[Rows from a dataset]
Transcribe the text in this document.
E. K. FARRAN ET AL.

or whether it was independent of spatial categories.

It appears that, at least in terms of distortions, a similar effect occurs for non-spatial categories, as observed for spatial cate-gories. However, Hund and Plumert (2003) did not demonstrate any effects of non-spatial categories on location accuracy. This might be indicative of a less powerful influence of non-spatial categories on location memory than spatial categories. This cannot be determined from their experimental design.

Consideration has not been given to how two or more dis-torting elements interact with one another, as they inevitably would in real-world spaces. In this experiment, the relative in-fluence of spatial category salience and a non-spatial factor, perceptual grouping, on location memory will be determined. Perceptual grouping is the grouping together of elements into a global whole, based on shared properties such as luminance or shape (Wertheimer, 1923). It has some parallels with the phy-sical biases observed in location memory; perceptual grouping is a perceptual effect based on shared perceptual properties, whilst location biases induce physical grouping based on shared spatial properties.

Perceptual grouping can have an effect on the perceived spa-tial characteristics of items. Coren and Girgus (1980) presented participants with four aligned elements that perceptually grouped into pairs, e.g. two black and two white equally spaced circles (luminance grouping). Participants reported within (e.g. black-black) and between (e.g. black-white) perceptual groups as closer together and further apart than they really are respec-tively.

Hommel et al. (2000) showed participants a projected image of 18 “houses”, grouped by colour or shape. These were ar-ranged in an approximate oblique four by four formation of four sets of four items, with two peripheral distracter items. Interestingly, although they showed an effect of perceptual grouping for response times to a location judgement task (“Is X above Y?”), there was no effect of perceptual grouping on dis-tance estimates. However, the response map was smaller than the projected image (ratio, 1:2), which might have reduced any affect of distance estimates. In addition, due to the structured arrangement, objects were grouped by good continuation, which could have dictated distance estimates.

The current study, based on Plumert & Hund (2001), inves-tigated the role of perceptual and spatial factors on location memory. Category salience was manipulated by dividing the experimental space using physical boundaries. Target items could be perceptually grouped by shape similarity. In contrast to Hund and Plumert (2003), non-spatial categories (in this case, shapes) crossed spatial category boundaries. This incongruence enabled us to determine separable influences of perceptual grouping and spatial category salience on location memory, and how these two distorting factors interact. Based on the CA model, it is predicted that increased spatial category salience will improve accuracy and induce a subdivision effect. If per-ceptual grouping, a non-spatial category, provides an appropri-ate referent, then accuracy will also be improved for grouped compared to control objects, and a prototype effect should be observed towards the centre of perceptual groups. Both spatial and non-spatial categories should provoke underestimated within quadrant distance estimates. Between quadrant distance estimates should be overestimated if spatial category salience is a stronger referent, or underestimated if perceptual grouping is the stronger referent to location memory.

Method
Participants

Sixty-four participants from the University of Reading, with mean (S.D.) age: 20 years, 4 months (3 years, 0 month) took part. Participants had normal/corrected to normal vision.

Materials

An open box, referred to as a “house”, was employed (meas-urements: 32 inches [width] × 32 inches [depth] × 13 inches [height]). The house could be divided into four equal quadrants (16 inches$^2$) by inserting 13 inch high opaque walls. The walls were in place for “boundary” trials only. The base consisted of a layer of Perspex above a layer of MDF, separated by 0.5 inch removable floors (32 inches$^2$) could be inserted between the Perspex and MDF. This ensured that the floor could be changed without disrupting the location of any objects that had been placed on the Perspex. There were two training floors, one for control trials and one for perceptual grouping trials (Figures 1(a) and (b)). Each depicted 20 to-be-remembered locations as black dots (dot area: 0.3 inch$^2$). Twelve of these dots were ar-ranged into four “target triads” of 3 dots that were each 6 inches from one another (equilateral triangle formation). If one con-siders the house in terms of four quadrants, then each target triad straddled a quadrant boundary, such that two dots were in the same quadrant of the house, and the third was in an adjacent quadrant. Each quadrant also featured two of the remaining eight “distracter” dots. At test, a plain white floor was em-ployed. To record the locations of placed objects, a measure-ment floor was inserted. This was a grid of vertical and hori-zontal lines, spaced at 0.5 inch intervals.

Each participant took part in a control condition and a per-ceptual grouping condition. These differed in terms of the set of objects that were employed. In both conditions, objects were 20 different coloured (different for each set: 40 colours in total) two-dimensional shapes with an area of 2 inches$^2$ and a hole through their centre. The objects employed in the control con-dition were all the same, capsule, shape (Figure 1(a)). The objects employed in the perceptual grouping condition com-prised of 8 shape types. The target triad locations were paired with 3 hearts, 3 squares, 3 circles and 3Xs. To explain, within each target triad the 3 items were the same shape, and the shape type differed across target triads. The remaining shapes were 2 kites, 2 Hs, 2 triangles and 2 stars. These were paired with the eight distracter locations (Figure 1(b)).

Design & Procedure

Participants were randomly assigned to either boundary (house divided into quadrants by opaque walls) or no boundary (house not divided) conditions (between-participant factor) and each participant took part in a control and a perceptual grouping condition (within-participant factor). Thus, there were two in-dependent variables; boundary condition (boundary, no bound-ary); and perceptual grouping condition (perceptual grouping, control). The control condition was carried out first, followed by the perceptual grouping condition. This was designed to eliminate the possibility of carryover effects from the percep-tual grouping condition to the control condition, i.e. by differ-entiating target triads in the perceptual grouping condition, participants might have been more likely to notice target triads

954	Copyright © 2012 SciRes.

> [Prompt]: Emit the records above again, exactly, with no line skipped.

> [Finished exercise]:
Transcribe the text in this document.
E. K. FARRAN ET AL.

or whether it was independent of spatial categories.

It appears that, at least in terms of distortions, a similar effect occurs for non-spatial categories, as observed for spatial cate-gories. However, Hund and Plumert (2003) did not demonstrate any effects of non-spatial categories on location accuracy. This might be indicative of a less powerful influence of non-spatial categories on location memory than spatial categories. This cannot be determined from their experimental design.

Consideration has not been given to how two or more dis-torting elements interact with one another, as they inevitably would in real-world spaces. In this experiment, the relative in-fluence of spatial category salience and a non-spatial factor, perceptual grouping, on location memory will be determined. Perceptual grouping is the grouping together of elements into a global whole, based on shared properties such as luminance or shape (Wertheimer, 1923). It has some parallels with the phy-sical biases observed in location memory; perceptual grouping is a perceptual effect based on shared perceptual properties, whilst location biases induce physical grouping based on shared spatial properties.

Perceptual grouping can have an effect on the perceived spa-tial characteristics of items. Coren and Girgus (1980) presented participants with four aligned elements that perceptually grouped into pairs, e.g. two black and two white equally spaced circles (luminance grouping). Participants reported within (e.g. black-black) and between (e.g. black-white) perceptual groups as closer together and further apart than they really are respec-tively.

Hommel et al. (2000) showed participants a projected image of 18 “houses”, grouped by colour or shape. These were ar-ranged in an approximate oblique four by four formation of four sets of four items, with two peripheral distracter items. Interestingly, although they showed an effect of perceptual grouping for response times to a location judgement task (“Is X above Y?”), there was no effect of perceptual grouping on dis-tance estimates. However, the response map was smaller than the projected image (ratio, 1:2), which might have reduced any affect of distance estimates. In addition, due to the structured arrangement, objects were grouped by good continuation, which could have dictated distance estimates.

The current study, based on Plumert & Hund (2001), inves-tigated the role of perceptual and spatial factors on location memory. Category salience was manipulated by dividing the experimental space using physical boundaries. Target items could be perceptually grouped by shape similarity. In contrast to Hund and Plumert (2003), non-spatial categories (in this case, shapes) crossed spatial category boundaries. This incongruence enabled us to determine separable influences of perceptual grouping and spatial category salience on location memory, and how these two distorting factors interact. Based on the CA model, it is predicted that increased spatial category salience will improve accuracy and induce a subdivision effect. If per-ceptual grouping, a non-spatial category, provides an appropri-ate referent, then accuracy will also be improved for grouped compared to control objects, and a prototype effect should be observed towards the centre of perceptual groups. Both spatial and non-spatial categories should provoke underestimated within quadrant distance estimates. Between quadrant distance estimates should be overestimated if spatial category salience is a stronger referent, or underestimated if perceptual grouping is the stronger referent to location memory.

Method
Participants

Sixty-four participants from the University of Reading, with mean (S.D.) age: 20 years, 4 months (3 years, 0 month) took part. Participants had normal/corrected to normal vision.

Materials

An open box, referred to as a “house”, was employed (meas-urements: 32 inches [width] × 32 inches [depth] × 13 inches [height]). The house could be divided into four equal quadrants (16 inches$^2$) by inserting 13 inch high opaque walls. The walls were in place for “boundary” trials only. The base consisted of a layer of Perspex above a layer of MDF, separated by 0.5 inch removable floors (32 inches$^2$) could be inserted between the Perspex and MDF. This ensured that the floor could be changed without disrupting the location of any objects that had been placed on the Perspex. There were two training floors, one for control trials and one for perceptual grouping trials (Figures 1(a) and (b)). Each depicted 20 to-be-remembered locations as black dots (dot area: 0.3 inch$^2$). Twelve of these dots were ar-ranged into four “target triads” of 3 dots that were each 6 inches from one another (equilateral triangle formation). If one con-siders the house in terms of four quadrants, then each target triad straddled a quadrant boundary, such that two dots were in the same quadrant of the house, and the third was in an adjacent quadrant. Each quadrant also featured two of the remaining eight “distracter” dots. At test, a plain white floor was em-ployed. To record the locations of placed objects, a measure-ment floor was inserted. This was a grid of vertical and hori-zontal lines, spaced at 0.5 inch intervals.

Each participant took part in a control condition and a per-ceptual grouping condition. These differed in terms of the set of objects that were employed. In both conditions, objects were 20 different coloured (different for each set: 40 colours in total) two-dimensional shapes with an area of 2 inches$^2$ and a hole through their centre. The objects employed in the control con-dition were all the same, capsule, shape (Figure 1(a)). The objects employed in the perceptual grouping condition com-prised of 8 shape types. The target triad locations were paired with 3 hearts, 3 squares, 3 circles and 3Xs. To explain, within each target triad the 3 items were the same shape, and the shape type differed across target triads. The remaining shapes were 2 kites, 2 Hs, 2 triangles and 2 stars. These were paired with the eight distracter locations (Figure 1(b)).

Design & Procedure

Participants were randomly assigned to either boundary (house divided into quadrants by opaque walls) or no boundary (house not divided) conditions (between-participant factor) and each participant took part in a control and a perceptual grouping condition (within-participant factor). Thus, there were two in-dependent variables; boundary condition (boundary, no bound-ary); and perceptual grouping condition (perceptual grouping, control). The control condition was carried out first, followed by the perceptual grouping condition. This was designed to eliminate the possibility of carryover effects from the percep-tual grouping condition to the control condition, i.e. by differ-entiating target triads in the perceptual grouping condition, participants might have been more likely to notice target triads

954	Copyright © 2012 SciRes.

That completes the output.